● **Task**: All of the data must be printed exactly; please include every line.

● **Task inputs**:
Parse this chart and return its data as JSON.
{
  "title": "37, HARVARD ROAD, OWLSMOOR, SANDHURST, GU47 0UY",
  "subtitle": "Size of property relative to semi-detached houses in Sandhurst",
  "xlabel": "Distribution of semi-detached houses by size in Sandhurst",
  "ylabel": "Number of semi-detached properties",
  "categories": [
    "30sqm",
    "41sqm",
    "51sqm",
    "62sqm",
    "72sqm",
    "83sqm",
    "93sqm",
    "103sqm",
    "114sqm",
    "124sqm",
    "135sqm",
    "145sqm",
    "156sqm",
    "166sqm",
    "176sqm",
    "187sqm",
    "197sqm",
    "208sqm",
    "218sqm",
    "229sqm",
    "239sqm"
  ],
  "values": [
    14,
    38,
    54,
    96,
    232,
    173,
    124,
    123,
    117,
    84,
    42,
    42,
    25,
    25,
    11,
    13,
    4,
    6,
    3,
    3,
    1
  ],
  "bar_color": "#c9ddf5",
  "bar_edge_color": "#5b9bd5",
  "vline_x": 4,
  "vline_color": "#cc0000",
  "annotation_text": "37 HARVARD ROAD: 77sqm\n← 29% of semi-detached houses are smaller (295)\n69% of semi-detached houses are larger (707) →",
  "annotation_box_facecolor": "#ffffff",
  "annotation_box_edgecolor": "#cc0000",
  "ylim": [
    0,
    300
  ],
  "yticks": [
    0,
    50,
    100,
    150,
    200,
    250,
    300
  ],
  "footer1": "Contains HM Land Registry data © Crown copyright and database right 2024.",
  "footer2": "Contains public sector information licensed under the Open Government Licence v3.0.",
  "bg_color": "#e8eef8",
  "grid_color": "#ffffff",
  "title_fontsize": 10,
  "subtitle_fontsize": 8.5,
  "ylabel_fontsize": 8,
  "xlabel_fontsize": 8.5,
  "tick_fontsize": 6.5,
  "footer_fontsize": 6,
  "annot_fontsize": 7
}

● **Task response**:
Parse this chart and return its data as JSON.
{
  "title": "37, HARVARD ROAD, OWLSMOOR, SANDHURST, GU47 0UY",
  "subtitle": "Size of property relative to semi-detached houses in Sandhurst",
  "xlabel": "Distribution of semi-detached houses by size in Sandhurst",
  "ylabel": "Number of semi-detached properties",
  "categories": [
    "30sqm",
    "41sqm",
    "51sqm",
    "62sqm",
    "72sqm",
    "83sqm",
    "93sqm",
    "103sqm",
    "114sqm",
    "124sqm",
    "135sqm",
    "145sqm",
    "156sqm",
    "166sqm",
    "176sqm",
    "187sqm",
    "197sqm",
    "208sqm",
    "218sqm",
    "229sqm",
    "239sqm"
  ],
  "values": [
    14,
    38,
    54,
    96,
    232,
    173,
    124,
    123,
    117,
    84,
    42,
    42,
    25,
    25,
    11,
    13,
    4,
    6,
    3,
    3,
    1
  ],
  "bar_color": "#c9ddf5",
  "bar_edge_color": "#5b9bd5",
  "vline_x": 4,
  "vline_color": "#cc0000",
  "annotation_text": "37 HARVARD ROAD: 77sqm\n← 29% of semi-detached houses are smaller (295)\n69% of semi-detached houses are larger (707) →",
  "annotation_box_facecolor": "#ffffff",
  "annotation_box_edgecolor": "#cc0000",
  "ylim": [
    0,
    300
  ],
  "yticks": [
    0,
    50,
    100,
    150,
    200,
    250,
    300
  ],
  "footer1": "Contains HM Land Registry data © Crown copyright and database right 2024.",
  "footer2": "Contains public sector information licensed under the Open Government Licence v3.0.",
  "bg_color": "#e8eef8",
  "grid_color": "#ffffff",
  "title_fontsize": 10,
  "subtitle_fontsize": 8.5,
  "ylabel_fontsize": 8,
  "xlabel_fontsize": 8.5,
  "tick_fontsize": 6.5,
  "footer_fontsize": 6,
  "annot_fontsize": 7
}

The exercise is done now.